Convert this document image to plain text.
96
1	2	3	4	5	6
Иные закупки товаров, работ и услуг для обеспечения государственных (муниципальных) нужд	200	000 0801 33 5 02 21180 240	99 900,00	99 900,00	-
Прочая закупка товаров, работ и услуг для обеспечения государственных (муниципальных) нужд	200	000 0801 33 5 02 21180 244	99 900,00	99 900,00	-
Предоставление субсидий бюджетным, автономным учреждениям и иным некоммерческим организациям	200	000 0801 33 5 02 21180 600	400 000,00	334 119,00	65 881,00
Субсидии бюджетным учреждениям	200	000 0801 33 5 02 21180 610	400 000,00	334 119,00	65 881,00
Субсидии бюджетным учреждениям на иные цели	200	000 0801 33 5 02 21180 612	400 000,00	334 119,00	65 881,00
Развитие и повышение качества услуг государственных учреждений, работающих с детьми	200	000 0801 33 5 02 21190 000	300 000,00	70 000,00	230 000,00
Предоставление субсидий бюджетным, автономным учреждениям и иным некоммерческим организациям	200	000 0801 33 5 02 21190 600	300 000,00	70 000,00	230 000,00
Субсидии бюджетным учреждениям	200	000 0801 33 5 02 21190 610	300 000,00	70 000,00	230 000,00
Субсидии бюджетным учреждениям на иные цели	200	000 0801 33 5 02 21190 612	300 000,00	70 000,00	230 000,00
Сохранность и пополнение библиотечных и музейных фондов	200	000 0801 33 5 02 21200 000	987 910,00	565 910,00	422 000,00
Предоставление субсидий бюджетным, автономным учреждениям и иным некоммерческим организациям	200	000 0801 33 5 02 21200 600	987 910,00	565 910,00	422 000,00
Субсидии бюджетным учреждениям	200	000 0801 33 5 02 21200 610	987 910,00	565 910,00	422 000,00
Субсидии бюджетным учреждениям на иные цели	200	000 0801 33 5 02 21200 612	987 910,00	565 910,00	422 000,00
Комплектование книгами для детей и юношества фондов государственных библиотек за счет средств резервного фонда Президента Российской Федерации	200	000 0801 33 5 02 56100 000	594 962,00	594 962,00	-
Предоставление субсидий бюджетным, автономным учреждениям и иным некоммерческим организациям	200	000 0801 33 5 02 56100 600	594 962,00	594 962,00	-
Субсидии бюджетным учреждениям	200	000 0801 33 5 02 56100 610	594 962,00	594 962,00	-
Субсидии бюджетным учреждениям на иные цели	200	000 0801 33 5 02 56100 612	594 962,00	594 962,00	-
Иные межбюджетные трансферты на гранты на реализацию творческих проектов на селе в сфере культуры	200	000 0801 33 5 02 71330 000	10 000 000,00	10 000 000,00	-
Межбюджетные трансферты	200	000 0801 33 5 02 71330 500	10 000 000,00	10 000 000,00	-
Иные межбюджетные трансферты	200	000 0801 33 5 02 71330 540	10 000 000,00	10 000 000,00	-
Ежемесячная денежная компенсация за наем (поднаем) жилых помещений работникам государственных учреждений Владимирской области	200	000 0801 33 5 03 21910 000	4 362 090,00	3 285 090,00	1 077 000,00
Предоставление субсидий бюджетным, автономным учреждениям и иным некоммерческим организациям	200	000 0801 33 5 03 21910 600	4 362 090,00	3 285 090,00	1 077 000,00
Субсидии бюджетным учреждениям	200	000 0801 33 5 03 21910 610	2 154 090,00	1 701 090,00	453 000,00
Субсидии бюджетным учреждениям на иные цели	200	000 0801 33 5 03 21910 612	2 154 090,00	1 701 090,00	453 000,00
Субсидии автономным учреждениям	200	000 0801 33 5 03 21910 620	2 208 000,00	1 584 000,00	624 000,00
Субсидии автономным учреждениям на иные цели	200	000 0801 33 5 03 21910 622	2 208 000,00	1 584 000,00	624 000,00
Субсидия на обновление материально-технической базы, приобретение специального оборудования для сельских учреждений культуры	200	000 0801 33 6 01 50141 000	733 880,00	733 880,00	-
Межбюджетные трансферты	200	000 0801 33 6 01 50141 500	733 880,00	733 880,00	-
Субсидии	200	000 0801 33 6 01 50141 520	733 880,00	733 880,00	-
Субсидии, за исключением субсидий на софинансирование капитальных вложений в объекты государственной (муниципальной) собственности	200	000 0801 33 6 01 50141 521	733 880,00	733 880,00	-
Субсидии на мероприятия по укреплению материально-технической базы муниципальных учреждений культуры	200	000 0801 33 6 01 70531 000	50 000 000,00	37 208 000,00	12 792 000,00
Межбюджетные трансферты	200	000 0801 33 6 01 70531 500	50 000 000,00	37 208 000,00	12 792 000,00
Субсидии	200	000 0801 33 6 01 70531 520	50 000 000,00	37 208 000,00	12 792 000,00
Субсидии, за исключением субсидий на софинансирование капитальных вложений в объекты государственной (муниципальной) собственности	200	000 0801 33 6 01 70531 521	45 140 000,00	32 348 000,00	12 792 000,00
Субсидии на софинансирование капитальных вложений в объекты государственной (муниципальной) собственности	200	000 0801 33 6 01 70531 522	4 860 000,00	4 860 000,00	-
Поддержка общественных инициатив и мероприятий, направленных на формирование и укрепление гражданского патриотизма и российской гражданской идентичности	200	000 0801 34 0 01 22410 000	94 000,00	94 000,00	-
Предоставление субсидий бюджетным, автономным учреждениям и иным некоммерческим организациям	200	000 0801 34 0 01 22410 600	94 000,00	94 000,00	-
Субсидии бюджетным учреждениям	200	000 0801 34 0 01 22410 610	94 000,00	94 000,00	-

--*--

→ Short exercise
Pick out each line containing "фондов" and report it.

→ In response
Сохранность и пополнение библиотечных и музейных фондов	200	000 0801 33 5 02 21200 000	987 910,00	565 910,00	422 000,00
Комплектование книгами для детей и юношества фондов государственных библиотек за счет средств резервного фонда Президента Российской Федерации	200	000 0801 33 5 02 56100 000	594 962,00	594 962,00	-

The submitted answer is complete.